## START
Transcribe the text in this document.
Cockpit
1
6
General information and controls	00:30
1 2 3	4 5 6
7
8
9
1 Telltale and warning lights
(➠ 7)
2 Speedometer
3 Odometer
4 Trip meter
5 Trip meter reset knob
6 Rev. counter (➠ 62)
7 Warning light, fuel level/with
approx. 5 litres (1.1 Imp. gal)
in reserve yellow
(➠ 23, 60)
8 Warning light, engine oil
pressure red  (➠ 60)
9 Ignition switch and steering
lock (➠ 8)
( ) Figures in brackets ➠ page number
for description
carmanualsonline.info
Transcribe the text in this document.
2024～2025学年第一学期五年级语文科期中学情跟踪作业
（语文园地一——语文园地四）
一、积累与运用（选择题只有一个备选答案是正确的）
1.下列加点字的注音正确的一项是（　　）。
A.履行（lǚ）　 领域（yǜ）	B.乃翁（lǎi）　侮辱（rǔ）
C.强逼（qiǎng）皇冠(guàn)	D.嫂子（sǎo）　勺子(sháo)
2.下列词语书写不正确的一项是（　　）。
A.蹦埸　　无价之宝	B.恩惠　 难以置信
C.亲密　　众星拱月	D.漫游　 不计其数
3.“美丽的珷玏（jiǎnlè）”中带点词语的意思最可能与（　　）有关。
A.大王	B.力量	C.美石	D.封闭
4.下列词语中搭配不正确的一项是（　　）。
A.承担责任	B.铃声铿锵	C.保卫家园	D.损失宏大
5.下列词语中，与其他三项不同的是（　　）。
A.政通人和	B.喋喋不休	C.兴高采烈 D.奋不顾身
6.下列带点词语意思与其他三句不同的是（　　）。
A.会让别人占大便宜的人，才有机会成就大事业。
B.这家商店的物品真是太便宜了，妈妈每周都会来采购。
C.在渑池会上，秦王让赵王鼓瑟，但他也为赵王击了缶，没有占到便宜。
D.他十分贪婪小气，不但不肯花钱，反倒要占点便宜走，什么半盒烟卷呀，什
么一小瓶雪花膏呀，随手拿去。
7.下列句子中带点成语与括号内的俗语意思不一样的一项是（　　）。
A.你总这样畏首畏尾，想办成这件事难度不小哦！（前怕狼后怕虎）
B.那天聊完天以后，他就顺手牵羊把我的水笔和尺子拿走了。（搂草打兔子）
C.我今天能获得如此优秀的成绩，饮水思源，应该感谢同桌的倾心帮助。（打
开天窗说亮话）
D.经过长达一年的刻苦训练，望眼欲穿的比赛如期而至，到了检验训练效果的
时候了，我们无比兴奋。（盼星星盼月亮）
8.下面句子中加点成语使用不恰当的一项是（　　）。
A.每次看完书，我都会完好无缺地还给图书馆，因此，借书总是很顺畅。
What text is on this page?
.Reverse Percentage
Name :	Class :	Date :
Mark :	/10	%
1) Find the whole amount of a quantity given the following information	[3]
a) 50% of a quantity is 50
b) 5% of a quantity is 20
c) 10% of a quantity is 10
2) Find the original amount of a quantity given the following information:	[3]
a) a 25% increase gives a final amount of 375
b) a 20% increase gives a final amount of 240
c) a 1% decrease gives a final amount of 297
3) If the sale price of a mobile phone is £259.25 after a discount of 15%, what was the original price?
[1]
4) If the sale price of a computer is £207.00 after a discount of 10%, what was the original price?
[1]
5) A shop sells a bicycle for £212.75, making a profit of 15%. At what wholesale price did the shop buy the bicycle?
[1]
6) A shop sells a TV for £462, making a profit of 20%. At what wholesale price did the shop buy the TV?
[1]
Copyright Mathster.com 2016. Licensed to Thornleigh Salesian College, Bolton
## END
#### The task
Copy out every line of the material above that mentions the word "final".

#### Solved exercise
a) a 25% increase gives a final amount of 375
b) a 20% increase gives a final amount of 240
c) a 1% decrease gives a final amount of 297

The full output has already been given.